INPUT
>>>>
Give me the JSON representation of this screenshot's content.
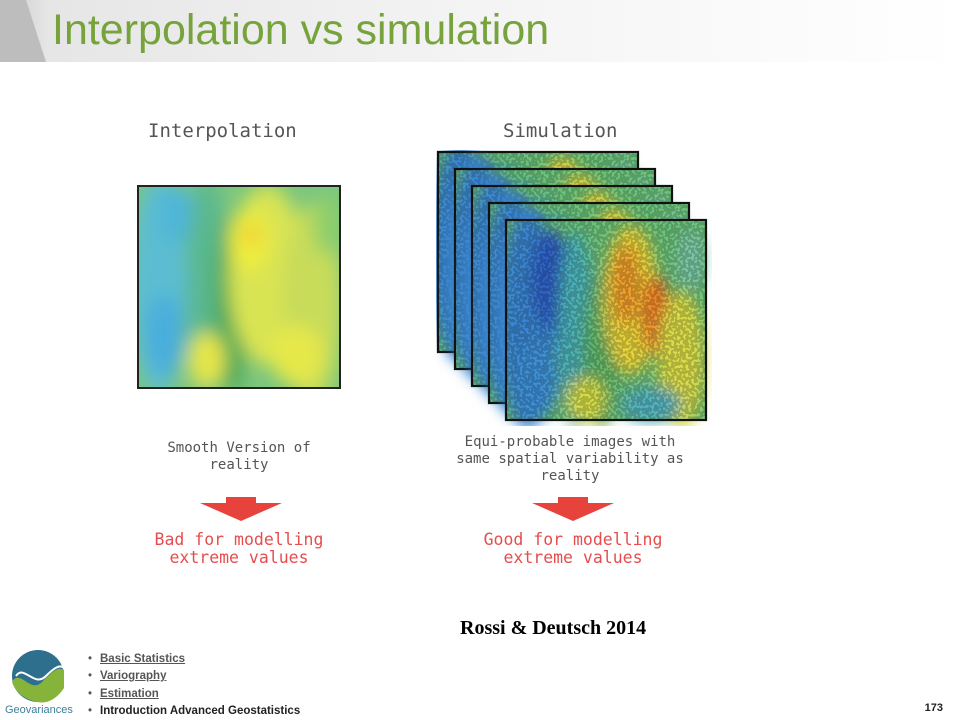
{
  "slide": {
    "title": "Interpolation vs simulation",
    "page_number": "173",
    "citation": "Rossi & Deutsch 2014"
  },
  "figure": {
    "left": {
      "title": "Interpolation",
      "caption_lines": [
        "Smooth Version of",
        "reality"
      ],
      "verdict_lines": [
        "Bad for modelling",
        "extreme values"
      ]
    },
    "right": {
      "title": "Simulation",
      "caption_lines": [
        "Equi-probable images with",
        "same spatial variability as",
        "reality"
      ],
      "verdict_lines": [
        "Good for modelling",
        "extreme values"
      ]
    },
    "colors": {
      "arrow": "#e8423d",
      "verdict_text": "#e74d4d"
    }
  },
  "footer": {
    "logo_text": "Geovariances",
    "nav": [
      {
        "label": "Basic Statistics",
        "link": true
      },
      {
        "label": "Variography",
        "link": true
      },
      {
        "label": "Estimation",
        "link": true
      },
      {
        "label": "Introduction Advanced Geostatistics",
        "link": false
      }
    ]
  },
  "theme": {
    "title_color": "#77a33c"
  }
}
<<<<
>>>>
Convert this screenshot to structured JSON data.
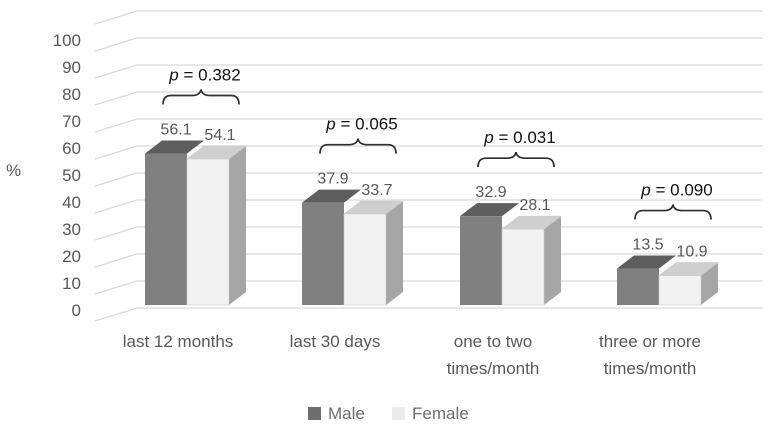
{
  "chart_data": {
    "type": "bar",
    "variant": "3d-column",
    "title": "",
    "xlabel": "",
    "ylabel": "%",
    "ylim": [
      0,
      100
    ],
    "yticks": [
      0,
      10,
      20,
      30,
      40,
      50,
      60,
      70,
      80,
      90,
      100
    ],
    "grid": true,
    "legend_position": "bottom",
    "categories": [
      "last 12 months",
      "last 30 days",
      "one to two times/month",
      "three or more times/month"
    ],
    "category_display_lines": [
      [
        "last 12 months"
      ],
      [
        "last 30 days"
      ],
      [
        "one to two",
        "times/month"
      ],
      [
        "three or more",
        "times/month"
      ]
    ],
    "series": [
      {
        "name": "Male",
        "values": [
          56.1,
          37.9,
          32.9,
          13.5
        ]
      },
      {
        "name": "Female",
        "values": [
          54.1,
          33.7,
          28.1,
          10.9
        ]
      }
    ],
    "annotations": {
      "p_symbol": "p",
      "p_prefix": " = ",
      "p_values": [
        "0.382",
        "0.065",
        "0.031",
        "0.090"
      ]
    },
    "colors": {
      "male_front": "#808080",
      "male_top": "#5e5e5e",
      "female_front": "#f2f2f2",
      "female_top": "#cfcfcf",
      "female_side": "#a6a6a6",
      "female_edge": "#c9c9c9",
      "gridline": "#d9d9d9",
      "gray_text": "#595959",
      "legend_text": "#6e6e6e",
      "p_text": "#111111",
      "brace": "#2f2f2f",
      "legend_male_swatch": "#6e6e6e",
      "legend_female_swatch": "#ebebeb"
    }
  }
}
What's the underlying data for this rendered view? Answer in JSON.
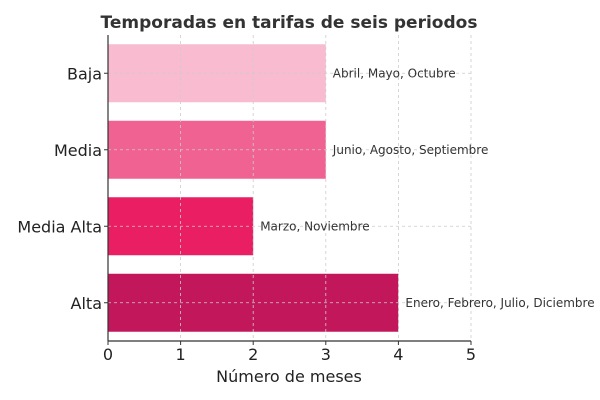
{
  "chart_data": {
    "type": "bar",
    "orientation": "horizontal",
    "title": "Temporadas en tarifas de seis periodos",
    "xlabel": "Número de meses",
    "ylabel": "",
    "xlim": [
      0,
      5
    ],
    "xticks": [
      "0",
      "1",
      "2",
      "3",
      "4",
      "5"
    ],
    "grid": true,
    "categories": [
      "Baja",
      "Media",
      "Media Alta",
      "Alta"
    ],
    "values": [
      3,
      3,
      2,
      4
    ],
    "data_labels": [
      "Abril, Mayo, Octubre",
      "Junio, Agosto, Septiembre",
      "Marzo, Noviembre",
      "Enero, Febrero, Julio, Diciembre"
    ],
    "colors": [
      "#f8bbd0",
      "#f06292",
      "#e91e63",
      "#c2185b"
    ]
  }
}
<<<<
TASK TO COMPLETE
Return each line of the data that contains the string "Interpolation".

OUTPUT OF THE EXERCISE
    "title": "Interpolation vs simulation",
      "title": "Interpolation",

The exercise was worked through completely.